▽
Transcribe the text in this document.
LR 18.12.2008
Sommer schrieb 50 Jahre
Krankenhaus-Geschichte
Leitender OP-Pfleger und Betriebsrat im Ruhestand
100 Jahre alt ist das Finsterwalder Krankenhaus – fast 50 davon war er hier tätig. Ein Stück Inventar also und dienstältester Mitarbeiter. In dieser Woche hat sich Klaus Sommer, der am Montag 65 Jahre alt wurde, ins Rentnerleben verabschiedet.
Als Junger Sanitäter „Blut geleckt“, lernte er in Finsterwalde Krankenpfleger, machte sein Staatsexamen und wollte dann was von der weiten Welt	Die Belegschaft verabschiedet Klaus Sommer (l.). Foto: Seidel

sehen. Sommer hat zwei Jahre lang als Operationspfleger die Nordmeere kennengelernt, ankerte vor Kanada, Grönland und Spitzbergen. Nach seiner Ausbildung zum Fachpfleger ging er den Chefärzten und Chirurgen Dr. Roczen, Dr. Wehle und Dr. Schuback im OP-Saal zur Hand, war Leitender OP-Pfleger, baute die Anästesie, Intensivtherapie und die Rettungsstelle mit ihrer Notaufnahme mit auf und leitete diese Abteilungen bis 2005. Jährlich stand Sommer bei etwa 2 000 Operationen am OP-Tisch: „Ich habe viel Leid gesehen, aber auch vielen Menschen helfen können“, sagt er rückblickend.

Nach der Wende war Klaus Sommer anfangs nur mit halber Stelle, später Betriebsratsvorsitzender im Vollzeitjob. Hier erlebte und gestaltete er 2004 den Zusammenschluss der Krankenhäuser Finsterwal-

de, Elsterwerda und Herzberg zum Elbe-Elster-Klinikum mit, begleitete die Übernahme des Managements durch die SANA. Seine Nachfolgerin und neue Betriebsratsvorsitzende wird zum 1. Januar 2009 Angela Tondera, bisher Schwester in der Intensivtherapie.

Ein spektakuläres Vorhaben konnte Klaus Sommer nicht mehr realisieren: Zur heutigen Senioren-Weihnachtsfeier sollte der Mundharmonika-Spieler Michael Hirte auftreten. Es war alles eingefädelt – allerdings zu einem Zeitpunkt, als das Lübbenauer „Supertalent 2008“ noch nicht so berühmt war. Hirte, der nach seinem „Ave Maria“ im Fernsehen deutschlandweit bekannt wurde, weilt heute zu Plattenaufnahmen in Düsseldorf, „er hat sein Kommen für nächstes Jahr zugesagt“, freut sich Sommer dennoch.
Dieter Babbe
△
Your task is to quote the listing above word for word.

Transcribe the text in this document.
LR 18.12.2008
Sommer schrieb 50 Jahre
Krankenhaus-Geschichte
Leitender OP-Pfleger und Betriebsrat im Ruhestand
100 Jahre alt ist das Finsterwalder Krankenhaus – fast 50 davon war er hier tätig. Ein Stück Inventar also und dienstältester Mitarbeiter. In dieser Woche hat sich Klaus Sommer, der am Montag 65 Jahre alt wurde, ins Rentnerleben verabschiedet.
Als Junger Sanitäter „Blut geleckt“, lernte er in Finsterwalde Krankenpfleger, machte sein Staatsexamen und wollte dann was von der weiten Welt	Die Belegschaft verabschiedet Klaus Sommer (l.). Foto: Seidel

sehen. Sommer hat zwei Jahre lang als Operationspfleger die Nordmeere kennengelernt, ankerte vor Kanada, Grönland und Spitzbergen. Nach seiner Ausbildung zum Fachpfleger ging er den Chefärzten und Chirurgen Dr. Roczen, Dr. Wehle und Dr. Schuback im OP-Saal zur Hand, war Leitender OP-Pfleger, baute die Anästesie, Intensivtherapie und die Rettungsstelle mit ihrer Notaufnahme mit auf und leitete diese Abteilungen bis 2005. Jährlich stand Sommer bei etwa 2 000 Operationen am OP-Tisch: „Ich habe viel Leid gesehen, aber auch vielen Menschen helfen können“, sagt er rückblickend.

Nach der Wende war Klaus Sommer anfangs nur mit halber Stelle, später Betriebsratsvorsitzender im Vollzeitjob. Hier erlebte und gestaltete er 2004 den Zusammenschluss der Krankenhäuser Finsterwal-

de, Elsterwerda und Herzberg zum Elbe-Elster-Klinikum mit, begleitete die Übernahme des Managements durch die SANA. Seine Nachfolgerin und neue Betriebsratsvorsitzende wird zum 1. Januar 2009 Angela Tondera, bisher Schwester in der Intensivtherapie.

Ein spektakuläres Vorhaben konnte Klaus Sommer nicht mehr realisieren: Zur heutigen Senioren-Weihnachtsfeier sollte der Mundharmonika-Spieler Michael Hirte auftreten. Es war alles eingefädelt – allerdings zu einem Zeitpunkt, als das Lübbenauer „Supertalent 2008“ noch nicht so berühmt war. Hirte, der nach seinem „Ave Maria“ im Fernsehen deutschlandweit bekannt wurde, weilt heute zu Plattenaufnahmen in Düsseldorf, „er hat sein Kommen für nächstes Jahr zugesagt“, freut sich Sommer dennoch.
Dieter Babbe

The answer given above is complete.